= RECORDS FOR THIS EXERCISE =
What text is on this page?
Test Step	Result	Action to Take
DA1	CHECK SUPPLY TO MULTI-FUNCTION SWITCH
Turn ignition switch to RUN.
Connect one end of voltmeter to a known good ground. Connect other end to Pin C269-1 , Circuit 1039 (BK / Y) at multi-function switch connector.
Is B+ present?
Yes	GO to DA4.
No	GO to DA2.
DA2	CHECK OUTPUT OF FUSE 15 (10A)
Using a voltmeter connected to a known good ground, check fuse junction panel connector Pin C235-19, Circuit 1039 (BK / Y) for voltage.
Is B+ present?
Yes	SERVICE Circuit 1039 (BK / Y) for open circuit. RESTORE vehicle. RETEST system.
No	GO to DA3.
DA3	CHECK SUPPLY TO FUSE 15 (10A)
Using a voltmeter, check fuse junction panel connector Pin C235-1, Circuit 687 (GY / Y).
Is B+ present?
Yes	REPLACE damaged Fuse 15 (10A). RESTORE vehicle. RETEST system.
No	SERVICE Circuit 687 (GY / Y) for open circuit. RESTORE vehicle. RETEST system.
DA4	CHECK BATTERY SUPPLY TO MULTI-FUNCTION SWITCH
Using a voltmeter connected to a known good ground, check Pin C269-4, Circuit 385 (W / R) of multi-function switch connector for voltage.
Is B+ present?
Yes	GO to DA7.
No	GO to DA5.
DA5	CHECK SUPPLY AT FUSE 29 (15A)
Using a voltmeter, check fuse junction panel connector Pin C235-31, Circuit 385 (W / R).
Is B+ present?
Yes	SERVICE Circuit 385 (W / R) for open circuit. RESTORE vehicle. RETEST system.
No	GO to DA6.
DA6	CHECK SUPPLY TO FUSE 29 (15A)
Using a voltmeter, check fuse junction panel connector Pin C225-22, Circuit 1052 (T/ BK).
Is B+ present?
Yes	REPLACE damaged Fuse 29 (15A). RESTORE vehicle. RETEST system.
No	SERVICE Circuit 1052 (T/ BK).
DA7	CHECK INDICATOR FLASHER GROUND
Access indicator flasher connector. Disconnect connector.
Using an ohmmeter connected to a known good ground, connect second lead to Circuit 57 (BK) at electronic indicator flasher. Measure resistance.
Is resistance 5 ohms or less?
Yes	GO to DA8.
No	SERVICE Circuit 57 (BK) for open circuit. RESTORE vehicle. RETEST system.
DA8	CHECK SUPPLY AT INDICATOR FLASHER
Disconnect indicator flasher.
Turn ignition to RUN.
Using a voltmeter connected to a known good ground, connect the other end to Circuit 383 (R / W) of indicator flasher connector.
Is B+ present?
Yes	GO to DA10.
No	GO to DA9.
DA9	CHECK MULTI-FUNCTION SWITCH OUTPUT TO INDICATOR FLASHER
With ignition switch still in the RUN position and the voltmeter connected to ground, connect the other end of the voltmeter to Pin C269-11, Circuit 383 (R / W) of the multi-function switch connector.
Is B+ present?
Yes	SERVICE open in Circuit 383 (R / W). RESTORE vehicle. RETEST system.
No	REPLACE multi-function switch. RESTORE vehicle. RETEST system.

= PROBLEM TO SOLVE =
All of the material must be reproduced exactly.

= EXERCISE OUTPUT =
What text is on this page?
Test Step	Result	Action to Take
DA1	CHECK SUPPLY TO MULTI-FUNCTION SWITCH
Turn ignition switch to RUN.
Connect one end of voltmeter to a known good ground. Connect other end to Pin C269-1 , Circuit 1039 (BK / Y) at multi-function switch connector.
Is B+ present?
Yes	GO to DA4.
No	GO to DA2.
DA2	CHECK OUTPUT OF FUSE 15 (10A)
Using a voltmeter connected to a known good ground, check fuse junction panel connector Pin C235-19, Circuit 1039 (BK / Y) for voltage.
Is B+ present?
Yes	SERVICE Circuit 1039 (BK / Y) for open circuit. RESTORE vehicle. RETEST system.
No	GO to DA3.
DA3	CHECK SUPPLY TO FUSE 15 (10A)
Using a voltmeter, check fuse junction panel connector Pin C235-1, Circuit 687 (GY / Y).
Is B+ present?
Yes	REPLACE damaged Fuse 15 (10A). RESTORE vehicle. RETEST system.
No	SERVICE Circuit 687 (GY / Y) for open circuit. RESTORE vehicle. RETEST system.
DA4	CHECK BATTERY SUPPLY TO MULTI-FUNCTION SWITCH
Using a voltmeter connected to a known good ground, check Pin C269-4, Circuit 385 (W / R) of multi-function switch connector for voltage.
Is B+ present?
Yes	GO to DA7.
No	GO to DA5.
DA5	CHECK SUPPLY AT FUSE 29 (15A)
Using a voltmeter, check fuse junction panel connector Pin C235-31, Circuit 385 (W / R).
Is B+ present?
Yes	SERVICE Circuit 385 (W / R) for open circuit. RESTORE vehicle. RETEST system.
No	GO to DA6.
DA6	CHECK SUPPLY TO FUSE 29 (15A)
Using a voltmeter, check fuse junction panel connector Pin C225-22, Circuit 1052 (T/ BK).
Is B+ present?
Yes	REPLACE damaged Fuse 29 (15A). RESTORE vehicle. RETEST system.
No	SERVICE Circuit 1052 (T/ BK).
DA7	CHECK INDICATOR FLASHER GROUND
Access indicator flasher connector. Disconnect connector.
Using an ohmmeter connected to a known good ground, connect second lead to Circuit 57 (BK) at electronic indicator flasher. Measure resistance.
Is resistance 5 ohms or less?
Yes	GO to DA8.
No	SERVICE Circuit 57 (BK) for open circuit. RESTORE vehicle. RETEST system.
DA8	CHECK SUPPLY AT INDICATOR FLASHER
Disconnect indicator flasher.
Turn ignition to RUN.
Using a voltmeter connected to a known good ground, connect the other end to Circuit 383 (R / W) of indicator flasher connector.
Is B+ present?
Yes	GO to DA10.
No	GO to DA9.
DA9	CHECK MULTI-FUNCTION SWITCH OUTPUT TO INDICATOR FLASHER
With ignition switch still in the RUN position and the voltmeter connected to ground, connect the other end of the voltmeter to Pin C269-11, Circuit 383 (R / W) of the multi-function switch connector.
Is B+ present?
Yes	SERVICE open in Circuit 383 (R / W). RESTORE vehicle. RETEST system.
No	REPLACE multi-function switch. RESTORE vehicle. RETEST system.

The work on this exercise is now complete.